_Your goal_
Give every line below again, exactly.

_Records excerpted from a collection_
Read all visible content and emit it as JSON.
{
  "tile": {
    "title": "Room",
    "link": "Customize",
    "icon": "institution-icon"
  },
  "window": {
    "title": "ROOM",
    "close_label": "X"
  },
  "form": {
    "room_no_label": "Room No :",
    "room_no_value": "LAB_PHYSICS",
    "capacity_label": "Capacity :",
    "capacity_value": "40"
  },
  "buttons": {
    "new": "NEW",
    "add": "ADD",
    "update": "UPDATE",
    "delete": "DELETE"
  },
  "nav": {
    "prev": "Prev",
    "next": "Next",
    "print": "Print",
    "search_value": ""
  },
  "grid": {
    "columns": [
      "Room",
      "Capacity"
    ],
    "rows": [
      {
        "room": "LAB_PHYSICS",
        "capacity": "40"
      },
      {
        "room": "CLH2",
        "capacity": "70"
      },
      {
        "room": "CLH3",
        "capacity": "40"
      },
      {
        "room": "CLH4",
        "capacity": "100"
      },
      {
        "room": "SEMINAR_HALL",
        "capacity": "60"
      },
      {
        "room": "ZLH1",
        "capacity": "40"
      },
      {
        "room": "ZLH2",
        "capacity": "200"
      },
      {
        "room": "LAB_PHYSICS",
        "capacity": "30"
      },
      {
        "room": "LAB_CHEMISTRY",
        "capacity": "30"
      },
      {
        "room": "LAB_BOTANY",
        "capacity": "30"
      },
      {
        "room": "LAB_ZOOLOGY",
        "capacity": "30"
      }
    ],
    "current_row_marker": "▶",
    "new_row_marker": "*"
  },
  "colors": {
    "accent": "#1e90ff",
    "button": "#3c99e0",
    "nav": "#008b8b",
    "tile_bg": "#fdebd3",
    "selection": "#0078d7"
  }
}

_Answer to this problem_
Read all visible content and emit it as JSON.
{
  "tile": {
    "title": "Room",
    "link": "Customize",
    "icon": "institution-icon"
  },
  "window": {
    "title": "ROOM",
    "close_label": "X"
  },
  "form": {
    "room_no_label": "Room No :",
    "room_no_value": "LAB_PHYSICS",
    "capacity_label": "Capacity :",
    "capacity_value": "40"
  },
  "buttons": {
    "new": "NEW",
    "add": "ADD",
    "update": "UPDATE",
    "delete": "DELETE"
  },
  "nav": {
    "prev": "Prev",
    "next": "Next",
    "print": "Print",
    "search_value": ""
  },
  "grid": {
    "columns": [
      "Room",
      "Capacity"
    ],
    "rows": [
      {
        "room": "LAB_PHYSICS",
        "capacity": "40"
      },
      {
        "room": "CLH2",
        "capacity": "70"
      },
      {
        "room": "CLH3",
        "capacity": "40"
      },
      {
        "room": "CLH4",
        "capacity": "100"
      },
      {
        "room": "SEMINAR_HALL",
        "capacity": "60"
      },
      {
        "room": "ZLH1",
        "capacity": "40"
      },
      {
        "room": "ZLH2",
        "capacity": "200"
      },
      {
        "room": "LAB_PHYSICS",
        "capacity": "30"
      },
      {
        "room": "LAB_CHEMISTRY",
        "capacity": "30"
      },
      {
        "room": "LAB_BOTANY",
        "capacity": "30"
      },
      {
        "room": "LAB_ZOOLOGY",
        "capacity": "30"
      }
    ],
    "current_row_marker": "▶",
    "new_row_marker": "*"
  },
  "colors": {
    "accent": "#1e90ff",
    "button": "#3c99e0",
    "nav": "#008b8b",
    "tile_bg": "#fdebd3",
    "selection": "#0078d7"
  }
}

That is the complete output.